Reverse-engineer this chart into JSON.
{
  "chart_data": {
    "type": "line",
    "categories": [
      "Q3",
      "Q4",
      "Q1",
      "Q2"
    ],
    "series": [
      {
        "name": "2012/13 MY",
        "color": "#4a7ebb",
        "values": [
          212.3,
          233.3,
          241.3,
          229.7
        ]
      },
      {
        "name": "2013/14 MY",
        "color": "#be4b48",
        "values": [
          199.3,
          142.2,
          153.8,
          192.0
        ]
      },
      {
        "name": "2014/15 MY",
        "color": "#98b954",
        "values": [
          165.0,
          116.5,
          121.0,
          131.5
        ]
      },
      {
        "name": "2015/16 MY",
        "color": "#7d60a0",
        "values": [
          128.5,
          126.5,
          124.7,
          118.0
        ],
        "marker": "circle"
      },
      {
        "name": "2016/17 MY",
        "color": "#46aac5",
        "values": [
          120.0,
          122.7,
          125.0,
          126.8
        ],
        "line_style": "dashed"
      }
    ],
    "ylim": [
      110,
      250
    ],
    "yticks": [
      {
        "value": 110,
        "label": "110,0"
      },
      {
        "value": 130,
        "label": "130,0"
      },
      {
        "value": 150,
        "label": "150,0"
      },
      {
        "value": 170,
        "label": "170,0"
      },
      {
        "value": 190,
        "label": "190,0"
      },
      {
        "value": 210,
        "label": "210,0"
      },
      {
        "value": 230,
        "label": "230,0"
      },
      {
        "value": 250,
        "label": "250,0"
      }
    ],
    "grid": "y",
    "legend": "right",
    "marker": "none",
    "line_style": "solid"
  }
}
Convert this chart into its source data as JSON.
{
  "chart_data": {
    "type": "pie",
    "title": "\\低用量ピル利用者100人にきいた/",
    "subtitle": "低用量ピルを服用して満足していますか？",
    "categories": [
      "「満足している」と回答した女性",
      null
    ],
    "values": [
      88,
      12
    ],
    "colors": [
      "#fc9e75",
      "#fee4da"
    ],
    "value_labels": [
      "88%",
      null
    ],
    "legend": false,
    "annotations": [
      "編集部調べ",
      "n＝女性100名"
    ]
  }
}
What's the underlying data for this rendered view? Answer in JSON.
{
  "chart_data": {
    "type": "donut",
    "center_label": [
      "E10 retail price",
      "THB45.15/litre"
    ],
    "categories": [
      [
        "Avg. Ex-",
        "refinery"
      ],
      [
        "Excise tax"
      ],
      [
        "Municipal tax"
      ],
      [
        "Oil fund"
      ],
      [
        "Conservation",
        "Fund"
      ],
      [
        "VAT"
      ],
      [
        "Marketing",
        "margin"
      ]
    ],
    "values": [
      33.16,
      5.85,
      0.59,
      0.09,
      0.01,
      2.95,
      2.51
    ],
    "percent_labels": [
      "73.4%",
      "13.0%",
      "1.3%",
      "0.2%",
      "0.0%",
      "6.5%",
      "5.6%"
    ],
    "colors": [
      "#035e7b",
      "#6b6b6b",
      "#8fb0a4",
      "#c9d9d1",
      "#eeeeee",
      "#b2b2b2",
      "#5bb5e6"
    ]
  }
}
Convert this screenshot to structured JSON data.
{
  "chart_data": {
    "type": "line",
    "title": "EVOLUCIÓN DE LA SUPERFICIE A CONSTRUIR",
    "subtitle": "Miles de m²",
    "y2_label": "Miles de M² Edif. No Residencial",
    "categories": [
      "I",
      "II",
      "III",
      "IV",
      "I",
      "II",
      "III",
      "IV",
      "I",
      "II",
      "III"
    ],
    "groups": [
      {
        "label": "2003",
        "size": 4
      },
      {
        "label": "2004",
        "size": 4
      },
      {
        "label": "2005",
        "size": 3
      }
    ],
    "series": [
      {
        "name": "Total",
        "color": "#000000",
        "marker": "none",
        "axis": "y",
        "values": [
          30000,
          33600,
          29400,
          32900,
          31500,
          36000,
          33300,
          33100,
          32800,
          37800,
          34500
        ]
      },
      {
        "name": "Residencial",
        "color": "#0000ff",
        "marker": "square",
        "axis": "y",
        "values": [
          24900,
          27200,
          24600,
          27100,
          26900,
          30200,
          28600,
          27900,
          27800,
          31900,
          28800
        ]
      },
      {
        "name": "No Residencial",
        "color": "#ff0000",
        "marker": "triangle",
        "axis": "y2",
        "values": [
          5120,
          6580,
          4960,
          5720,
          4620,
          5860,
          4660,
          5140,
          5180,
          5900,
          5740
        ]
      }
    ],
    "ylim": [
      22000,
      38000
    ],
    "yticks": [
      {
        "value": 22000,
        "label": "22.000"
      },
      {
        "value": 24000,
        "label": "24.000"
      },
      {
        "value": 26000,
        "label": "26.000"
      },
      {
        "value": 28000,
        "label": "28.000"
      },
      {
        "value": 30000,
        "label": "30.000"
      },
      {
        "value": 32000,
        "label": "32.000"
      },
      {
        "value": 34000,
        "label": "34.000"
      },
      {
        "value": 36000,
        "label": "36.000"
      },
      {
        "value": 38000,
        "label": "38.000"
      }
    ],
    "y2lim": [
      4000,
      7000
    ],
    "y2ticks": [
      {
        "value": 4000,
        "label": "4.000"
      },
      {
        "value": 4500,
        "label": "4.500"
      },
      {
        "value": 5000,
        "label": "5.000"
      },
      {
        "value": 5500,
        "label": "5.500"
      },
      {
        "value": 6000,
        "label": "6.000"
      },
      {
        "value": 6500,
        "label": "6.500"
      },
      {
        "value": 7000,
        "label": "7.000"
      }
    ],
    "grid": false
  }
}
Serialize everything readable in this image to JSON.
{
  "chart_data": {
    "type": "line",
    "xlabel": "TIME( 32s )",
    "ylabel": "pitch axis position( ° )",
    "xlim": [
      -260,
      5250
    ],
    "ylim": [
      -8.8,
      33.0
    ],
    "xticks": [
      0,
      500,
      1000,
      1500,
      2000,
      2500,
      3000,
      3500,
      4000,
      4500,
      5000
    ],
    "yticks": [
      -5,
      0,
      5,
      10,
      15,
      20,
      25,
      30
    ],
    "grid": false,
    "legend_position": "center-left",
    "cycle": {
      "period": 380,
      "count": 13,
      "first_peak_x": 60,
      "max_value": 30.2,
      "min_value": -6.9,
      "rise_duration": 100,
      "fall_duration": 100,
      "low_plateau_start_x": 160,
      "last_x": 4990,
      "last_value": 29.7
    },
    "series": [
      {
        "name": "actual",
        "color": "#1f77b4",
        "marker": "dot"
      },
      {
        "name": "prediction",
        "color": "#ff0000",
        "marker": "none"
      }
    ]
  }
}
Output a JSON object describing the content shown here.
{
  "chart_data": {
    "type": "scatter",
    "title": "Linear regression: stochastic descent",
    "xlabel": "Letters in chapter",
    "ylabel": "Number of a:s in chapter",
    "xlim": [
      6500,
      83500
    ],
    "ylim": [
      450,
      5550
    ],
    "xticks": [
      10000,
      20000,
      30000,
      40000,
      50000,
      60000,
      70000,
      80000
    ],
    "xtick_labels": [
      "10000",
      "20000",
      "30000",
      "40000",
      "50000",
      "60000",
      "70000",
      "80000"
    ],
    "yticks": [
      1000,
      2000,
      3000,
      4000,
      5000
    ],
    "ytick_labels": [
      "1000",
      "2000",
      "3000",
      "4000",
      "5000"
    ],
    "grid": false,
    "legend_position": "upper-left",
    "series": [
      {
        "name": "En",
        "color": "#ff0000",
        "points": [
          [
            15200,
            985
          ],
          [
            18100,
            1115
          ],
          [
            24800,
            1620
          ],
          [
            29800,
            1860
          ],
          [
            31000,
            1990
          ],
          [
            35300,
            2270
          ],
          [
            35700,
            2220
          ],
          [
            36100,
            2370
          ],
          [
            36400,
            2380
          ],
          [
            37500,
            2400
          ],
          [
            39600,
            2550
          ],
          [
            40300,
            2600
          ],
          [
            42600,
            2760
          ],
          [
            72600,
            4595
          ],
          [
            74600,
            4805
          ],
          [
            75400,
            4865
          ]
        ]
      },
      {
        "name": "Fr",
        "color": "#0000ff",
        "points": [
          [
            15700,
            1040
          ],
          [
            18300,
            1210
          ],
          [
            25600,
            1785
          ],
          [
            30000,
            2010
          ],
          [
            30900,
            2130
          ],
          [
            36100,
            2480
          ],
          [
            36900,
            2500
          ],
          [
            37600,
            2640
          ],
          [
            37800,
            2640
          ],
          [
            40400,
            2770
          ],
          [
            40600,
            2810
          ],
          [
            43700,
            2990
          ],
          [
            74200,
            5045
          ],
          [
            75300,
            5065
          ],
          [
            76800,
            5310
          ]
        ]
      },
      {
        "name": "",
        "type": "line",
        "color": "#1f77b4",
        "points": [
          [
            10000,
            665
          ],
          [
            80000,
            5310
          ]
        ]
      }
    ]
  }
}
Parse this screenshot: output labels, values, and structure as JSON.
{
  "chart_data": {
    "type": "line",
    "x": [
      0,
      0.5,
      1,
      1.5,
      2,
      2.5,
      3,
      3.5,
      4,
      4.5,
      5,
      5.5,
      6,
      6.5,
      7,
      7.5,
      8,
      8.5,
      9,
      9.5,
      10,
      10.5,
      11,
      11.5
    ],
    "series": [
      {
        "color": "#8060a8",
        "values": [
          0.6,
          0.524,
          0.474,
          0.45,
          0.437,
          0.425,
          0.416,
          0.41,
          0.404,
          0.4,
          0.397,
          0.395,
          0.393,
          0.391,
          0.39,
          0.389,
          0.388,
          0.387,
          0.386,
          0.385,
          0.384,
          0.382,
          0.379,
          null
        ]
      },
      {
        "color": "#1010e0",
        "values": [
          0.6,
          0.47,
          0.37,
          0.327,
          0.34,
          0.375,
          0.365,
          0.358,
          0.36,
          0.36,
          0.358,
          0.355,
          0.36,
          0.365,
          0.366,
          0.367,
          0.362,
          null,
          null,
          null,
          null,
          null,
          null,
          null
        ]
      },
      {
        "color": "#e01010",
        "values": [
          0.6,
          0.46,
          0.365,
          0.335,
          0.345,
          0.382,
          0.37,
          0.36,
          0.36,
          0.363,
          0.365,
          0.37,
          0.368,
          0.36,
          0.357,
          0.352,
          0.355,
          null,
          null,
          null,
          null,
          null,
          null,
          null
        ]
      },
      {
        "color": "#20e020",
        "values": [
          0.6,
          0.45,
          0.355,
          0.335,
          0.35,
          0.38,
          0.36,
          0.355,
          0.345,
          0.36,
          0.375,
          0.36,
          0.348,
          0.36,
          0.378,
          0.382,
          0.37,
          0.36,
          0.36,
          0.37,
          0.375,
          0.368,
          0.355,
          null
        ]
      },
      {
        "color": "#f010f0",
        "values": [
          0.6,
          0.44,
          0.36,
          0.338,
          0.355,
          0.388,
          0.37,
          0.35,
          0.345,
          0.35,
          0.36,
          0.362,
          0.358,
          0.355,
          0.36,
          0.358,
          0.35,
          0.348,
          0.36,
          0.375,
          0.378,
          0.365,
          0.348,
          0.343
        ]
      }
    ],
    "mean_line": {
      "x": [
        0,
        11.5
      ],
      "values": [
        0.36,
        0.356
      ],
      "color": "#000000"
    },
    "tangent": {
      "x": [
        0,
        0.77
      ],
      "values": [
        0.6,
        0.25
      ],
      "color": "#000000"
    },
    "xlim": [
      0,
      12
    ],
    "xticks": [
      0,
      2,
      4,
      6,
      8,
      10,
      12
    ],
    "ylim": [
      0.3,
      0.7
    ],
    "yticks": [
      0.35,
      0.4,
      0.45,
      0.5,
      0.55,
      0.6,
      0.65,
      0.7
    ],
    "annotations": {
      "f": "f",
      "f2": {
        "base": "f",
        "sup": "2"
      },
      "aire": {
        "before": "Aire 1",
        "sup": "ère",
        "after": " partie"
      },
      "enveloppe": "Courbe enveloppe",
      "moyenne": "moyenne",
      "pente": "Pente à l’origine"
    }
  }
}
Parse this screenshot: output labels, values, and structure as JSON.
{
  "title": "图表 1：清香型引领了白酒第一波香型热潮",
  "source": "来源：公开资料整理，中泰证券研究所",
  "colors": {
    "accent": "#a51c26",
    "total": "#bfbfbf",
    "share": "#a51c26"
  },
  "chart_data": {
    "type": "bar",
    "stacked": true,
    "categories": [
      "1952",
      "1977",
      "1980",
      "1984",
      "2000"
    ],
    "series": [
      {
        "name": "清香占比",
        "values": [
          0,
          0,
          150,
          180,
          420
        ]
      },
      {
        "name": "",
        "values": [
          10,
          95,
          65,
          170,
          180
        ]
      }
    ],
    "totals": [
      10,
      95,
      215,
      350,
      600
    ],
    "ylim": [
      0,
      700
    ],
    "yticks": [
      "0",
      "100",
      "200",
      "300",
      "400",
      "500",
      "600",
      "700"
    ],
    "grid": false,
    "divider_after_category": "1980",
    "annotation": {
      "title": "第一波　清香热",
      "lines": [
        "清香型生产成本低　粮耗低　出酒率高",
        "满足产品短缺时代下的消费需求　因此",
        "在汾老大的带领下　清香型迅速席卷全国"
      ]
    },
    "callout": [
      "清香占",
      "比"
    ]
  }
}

= = = =

▸ **WRITTEN EXERCISE**:
Count every line in the data where the string "none" occurs. Give nothing except the number.

▸ **FULL RESPONSE**:
3